> **WHAT THE EXERCISE ASKS**:
Scan the entries and tally the lines that include the string "document". Reply with the figure alone.

[Data entries]

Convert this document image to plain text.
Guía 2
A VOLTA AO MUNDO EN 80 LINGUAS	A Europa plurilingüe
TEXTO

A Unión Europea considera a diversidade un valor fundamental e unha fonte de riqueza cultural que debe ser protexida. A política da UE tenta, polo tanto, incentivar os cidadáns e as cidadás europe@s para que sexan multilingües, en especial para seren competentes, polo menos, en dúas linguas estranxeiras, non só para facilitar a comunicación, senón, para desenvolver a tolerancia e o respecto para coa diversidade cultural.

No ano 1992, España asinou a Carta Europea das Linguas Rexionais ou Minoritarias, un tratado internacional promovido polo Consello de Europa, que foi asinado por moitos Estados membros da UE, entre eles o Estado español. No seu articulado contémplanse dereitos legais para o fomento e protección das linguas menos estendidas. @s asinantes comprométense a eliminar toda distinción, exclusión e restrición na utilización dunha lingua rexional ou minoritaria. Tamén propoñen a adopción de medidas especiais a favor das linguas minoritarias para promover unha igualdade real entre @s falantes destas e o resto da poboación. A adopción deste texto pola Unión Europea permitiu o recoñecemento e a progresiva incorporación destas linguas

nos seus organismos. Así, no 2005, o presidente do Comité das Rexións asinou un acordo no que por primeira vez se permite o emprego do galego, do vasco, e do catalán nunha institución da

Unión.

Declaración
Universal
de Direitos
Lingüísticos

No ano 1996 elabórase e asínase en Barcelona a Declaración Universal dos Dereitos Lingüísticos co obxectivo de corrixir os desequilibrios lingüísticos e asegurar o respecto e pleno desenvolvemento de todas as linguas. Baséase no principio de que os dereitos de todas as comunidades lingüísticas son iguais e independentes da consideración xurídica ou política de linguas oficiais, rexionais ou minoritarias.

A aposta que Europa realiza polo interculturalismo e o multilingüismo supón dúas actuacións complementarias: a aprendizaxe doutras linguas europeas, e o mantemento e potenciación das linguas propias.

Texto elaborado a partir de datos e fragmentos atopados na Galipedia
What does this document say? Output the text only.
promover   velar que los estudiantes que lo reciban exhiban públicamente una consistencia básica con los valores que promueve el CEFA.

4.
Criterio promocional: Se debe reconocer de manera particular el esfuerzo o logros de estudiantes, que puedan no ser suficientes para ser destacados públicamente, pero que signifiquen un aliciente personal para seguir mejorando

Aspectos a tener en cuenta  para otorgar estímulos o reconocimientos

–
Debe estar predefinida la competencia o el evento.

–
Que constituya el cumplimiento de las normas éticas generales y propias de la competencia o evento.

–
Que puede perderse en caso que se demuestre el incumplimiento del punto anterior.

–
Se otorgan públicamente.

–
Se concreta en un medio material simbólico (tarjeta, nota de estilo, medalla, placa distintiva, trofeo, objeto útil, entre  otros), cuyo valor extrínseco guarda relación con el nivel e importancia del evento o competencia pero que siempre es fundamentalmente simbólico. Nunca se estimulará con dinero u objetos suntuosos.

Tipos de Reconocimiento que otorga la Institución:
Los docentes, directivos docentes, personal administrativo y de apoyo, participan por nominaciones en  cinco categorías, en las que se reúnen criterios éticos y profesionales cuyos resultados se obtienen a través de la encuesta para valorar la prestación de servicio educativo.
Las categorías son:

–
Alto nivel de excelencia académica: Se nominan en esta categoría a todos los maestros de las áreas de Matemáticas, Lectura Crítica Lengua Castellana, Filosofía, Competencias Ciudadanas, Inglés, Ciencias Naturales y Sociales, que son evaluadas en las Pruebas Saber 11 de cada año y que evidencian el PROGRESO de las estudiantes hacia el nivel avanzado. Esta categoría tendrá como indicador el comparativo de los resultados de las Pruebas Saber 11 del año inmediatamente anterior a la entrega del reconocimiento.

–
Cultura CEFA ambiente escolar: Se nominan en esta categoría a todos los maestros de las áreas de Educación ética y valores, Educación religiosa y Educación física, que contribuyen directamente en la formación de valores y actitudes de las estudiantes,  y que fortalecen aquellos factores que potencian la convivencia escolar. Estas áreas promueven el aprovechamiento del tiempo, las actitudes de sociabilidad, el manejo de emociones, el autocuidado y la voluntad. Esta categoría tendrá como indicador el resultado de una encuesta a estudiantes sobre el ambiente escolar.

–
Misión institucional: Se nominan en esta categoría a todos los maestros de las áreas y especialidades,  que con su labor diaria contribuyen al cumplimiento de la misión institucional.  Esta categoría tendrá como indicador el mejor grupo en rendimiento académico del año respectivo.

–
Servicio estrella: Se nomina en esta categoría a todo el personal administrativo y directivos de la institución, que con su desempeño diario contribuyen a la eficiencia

> **SOLUTION FOR THIS EXERCISE**:
2